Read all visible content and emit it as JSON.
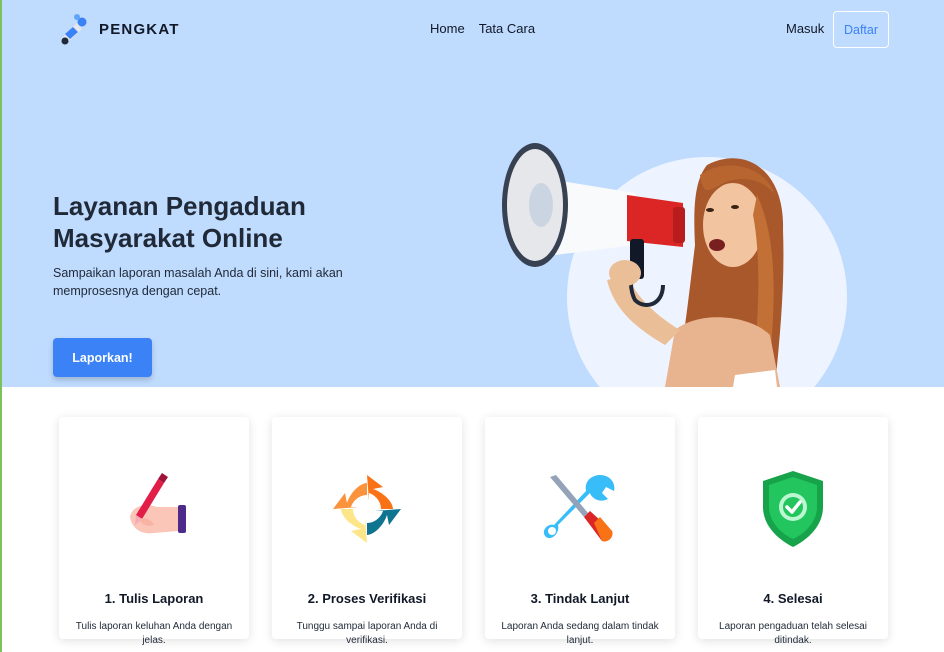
{
  "navbar": {
    "brand": "PENGKAT",
    "links": [
      "Home",
      "Tata Cara"
    ],
    "login": "Masuk",
    "register": "Daftar"
  },
  "hero": {
    "title": "Layanan Pengaduan Masyarakat Online",
    "subtitle": "Sampaikan laporan masalah Anda di sini, kami akan memprosesnya dengan cepat.",
    "cta": "Laporkan!"
  },
  "steps": [
    {
      "title": "1. Tulis Laporan",
      "text": "Tulis laporan keluhan Anda dengan jelas.",
      "icon": "pen-hand-icon"
    },
    {
      "title": "2. Proses Verifikasi",
      "text": "Tunggu sampai laporan Anda di verifikasi.",
      "icon": "refresh-arrows-icon"
    },
    {
      "title": "3. Tindak Lanjut",
      "text": "Laporan Anda sedang dalam tindak lanjut.",
      "icon": "tools-icon"
    },
    {
      "title": "4. Selesai",
      "text": "Laporan pengaduan telah selesai ditindak.",
      "icon": "shield-check-icon"
    }
  ],
  "colors": {
    "hero_bg": "#bfdbfe",
    "primary": "#3b82f6",
    "text": "#1f2937"
  }
}
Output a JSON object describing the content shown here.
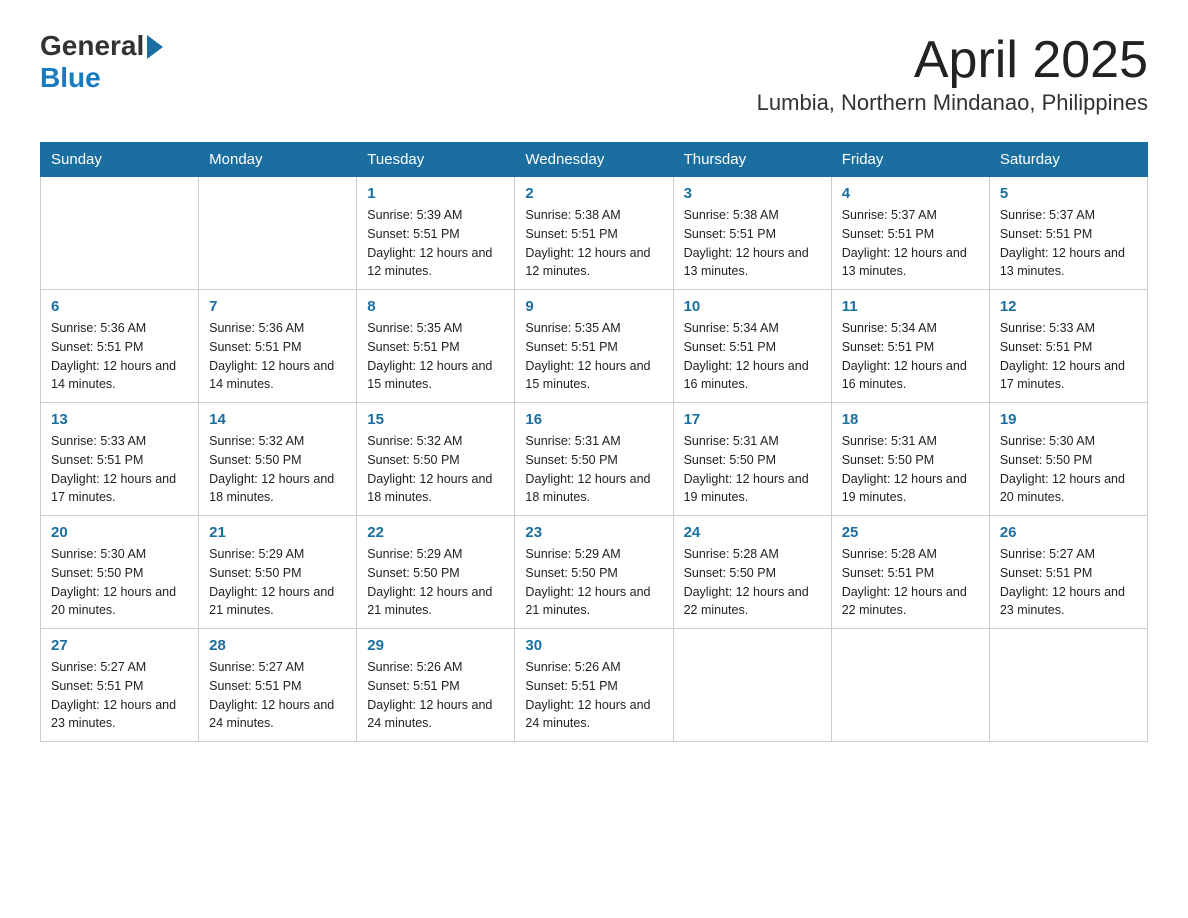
{
  "header": {
    "logo_general": "General",
    "logo_blue": "Blue",
    "month_title": "April 2025",
    "location": "Lumbia, Northern Mindanao, Philippines"
  },
  "weekdays": [
    "Sunday",
    "Monday",
    "Tuesday",
    "Wednesday",
    "Thursday",
    "Friday",
    "Saturday"
  ],
  "weeks": [
    [
      {
        "day": "",
        "sunrise": "",
        "sunset": "",
        "daylight": ""
      },
      {
        "day": "",
        "sunrise": "",
        "sunset": "",
        "daylight": ""
      },
      {
        "day": "1",
        "sunrise": "Sunrise: 5:39 AM",
        "sunset": "Sunset: 5:51 PM",
        "daylight": "Daylight: 12 hours and 12 minutes."
      },
      {
        "day": "2",
        "sunrise": "Sunrise: 5:38 AM",
        "sunset": "Sunset: 5:51 PM",
        "daylight": "Daylight: 12 hours and 12 minutes."
      },
      {
        "day": "3",
        "sunrise": "Sunrise: 5:38 AM",
        "sunset": "Sunset: 5:51 PM",
        "daylight": "Daylight: 12 hours and 13 minutes."
      },
      {
        "day": "4",
        "sunrise": "Sunrise: 5:37 AM",
        "sunset": "Sunset: 5:51 PM",
        "daylight": "Daylight: 12 hours and 13 minutes."
      },
      {
        "day": "5",
        "sunrise": "Sunrise: 5:37 AM",
        "sunset": "Sunset: 5:51 PM",
        "daylight": "Daylight: 12 hours and 13 minutes."
      }
    ],
    [
      {
        "day": "6",
        "sunrise": "Sunrise: 5:36 AM",
        "sunset": "Sunset: 5:51 PM",
        "daylight": "Daylight: 12 hours and 14 minutes."
      },
      {
        "day": "7",
        "sunrise": "Sunrise: 5:36 AM",
        "sunset": "Sunset: 5:51 PM",
        "daylight": "Daylight: 12 hours and 14 minutes."
      },
      {
        "day": "8",
        "sunrise": "Sunrise: 5:35 AM",
        "sunset": "Sunset: 5:51 PM",
        "daylight": "Daylight: 12 hours and 15 minutes."
      },
      {
        "day": "9",
        "sunrise": "Sunrise: 5:35 AM",
        "sunset": "Sunset: 5:51 PM",
        "daylight": "Daylight: 12 hours and 15 minutes."
      },
      {
        "day": "10",
        "sunrise": "Sunrise: 5:34 AM",
        "sunset": "Sunset: 5:51 PM",
        "daylight": "Daylight: 12 hours and 16 minutes."
      },
      {
        "day": "11",
        "sunrise": "Sunrise: 5:34 AM",
        "sunset": "Sunset: 5:51 PM",
        "daylight": "Daylight: 12 hours and 16 minutes."
      },
      {
        "day": "12",
        "sunrise": "Sunrise: 5:33 AM",
        "sunset": "Sunset: 5:51 PM",
        "daylight": "Daylight: 12 hours and 17 minutes."
      }
    ],
    [
      {
        "day": "13",
        "sunrise": "Sunrise: 5:33 AM",
        "sunset": "Sunset: 5:51 PM",
        "daylight": "Daylight: 12 hours and 17 minutes."
      },
      {
        "day": "14",
        "sunrise": "Sunrise: 5:32 AM",
        "sunset": "Sunset: 5:50 PM",
        "daylight": "Daylight: 12 hours and 18 minutes."
      },
      {
        "day": "15",
        "sunrise": "Sunrise: 5:32 AM",
        "sunset": "Sunset: 5:50 PM",
        "daylight": "Daylight: 12 hours and 18 minutes."
      },
      {
        "day": "16",
        "sunrise": "Sunrise: 5:31 AM",
        "sunset": "Sunset: 5:50 PM",
        "daylight": "Daylight: 12 hours and 18 minutes."
      },
      {
        "day": "17",
        "sunrise": "Sunrise: 5:31 AM",
        "sunset": "Sunset: 5:50 PM",
        "daylight": "Daylight: 12 hours and 19 minutes."
      },
      {
        "day": "18",
        "sunrise": "Sunrise: 5:31 AM",
        "sunset": "Sunset: 5:50 PM",
        "daylight": "Daylight: 12 hours and 19 minutes."
      },
      {
        "day": "19",
        "sunrise": "Sunrise: 5:30 AM",
        "sunset": "Sunset: 5:50 PM",
        "daylight": "Daylight: 12 hours and 20 minutes."
      }
    ],
    [
      {
        "day": "20",
        "sunrise": "Sunrise: 5:30 AM",
        "sunset": "Sunset: 5:50 PM",
        "daylight": "Daylight: 12 hours and 20 minutes."
      },
      {
        "day": "21",
        "sunrise": "Sunrise: 5:29 AM",
        "sunset": "Sunset: 5:50 PM",
        "daylight": "Daylight: 12 hours and 21 minutes."
      },
      {
        "day": "22",
        "sunrise": "Sunrise: 5:29 AM",
        "sunset": "Sunset: 5:50 PM",
        "daylight": "Daylight: 12 hours and 21 minutes."
      },
      {
        "day": "23",
        "sunrise": "Sunrise: 5:29 AM",
        "sunset": "Sunset: 5:50 PM",
        "daylight": "Daylight: 12 hours and 21 minutes."
      },
      {
        "day": "24",
        "sunrise": "Sunrise: 5:28 AM",
        "sunset": "Sunset: 5:50 PM",
        "daylight": "Daylight: 12 hours and 22 minutes."
      },
      {
        "day": "25",
        "sunrise": "Sunrise: 5:28 AM",
        "sunset": "Sunset: 5:51 PM",
        "daylight": "Daylight: 12 hours and 22 minutes."
      },
      {
        "day": "26",
        "sunrise": "Sunrise: 5:27 AM",
        "sunset": "Sunset: 5:51 PM",
        "daylight": "Daylight: 12 hours and 23 minutes."
      }
    ],
    [
      {
        "day": "27",
        "sunrise": "Sunrise: 5:27 AM",
        "sunset": "Sunset: 5:51 PM",
        "daylight": "Daylight: 12 hours and 23 minutes."
      },
      {
        "day": "28",
        "sunrise": "Sunrise: 5:27 AM",
        "sunset": "Sunset: 5:51 PM",
        "daylight": "Daylight: 12 hours and 24 minutes."
      },
      {
        "day": "29",
        "sunrise": "Sunrise: 5:26 AM",
        "sunset": "Sunset: 5:51 PM",
        "daylight": "Daylight: 12 hours and 24 minutes."
      },
      {
        "day": "30",
        "sunrise": "Sunrise: 5:26 AM",
        "sunset": "Sunset: 5:51 PM",
        "daylight": "Daylight: 12 hours and 24 minutes."
      },
      {
        "day": "",
        "sunrise": "",
        "sunset": "",
        "daylight": ""
      },
      {
        "day": "",
        "sunrise": "",
        "sunset": "",
        "daylight": ""
      },
      {
        "day": "",
        "sunrise": "",
        "sunset": "",
        "daylight": ""
      }
    ]
  ]
}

GIVEN PROBLEM = Copy each line containing the word "JSON" from the data.

FULL RESPONSE =
Read all visible content and emit it as JSON.
Output a JSON object describing the content shown here.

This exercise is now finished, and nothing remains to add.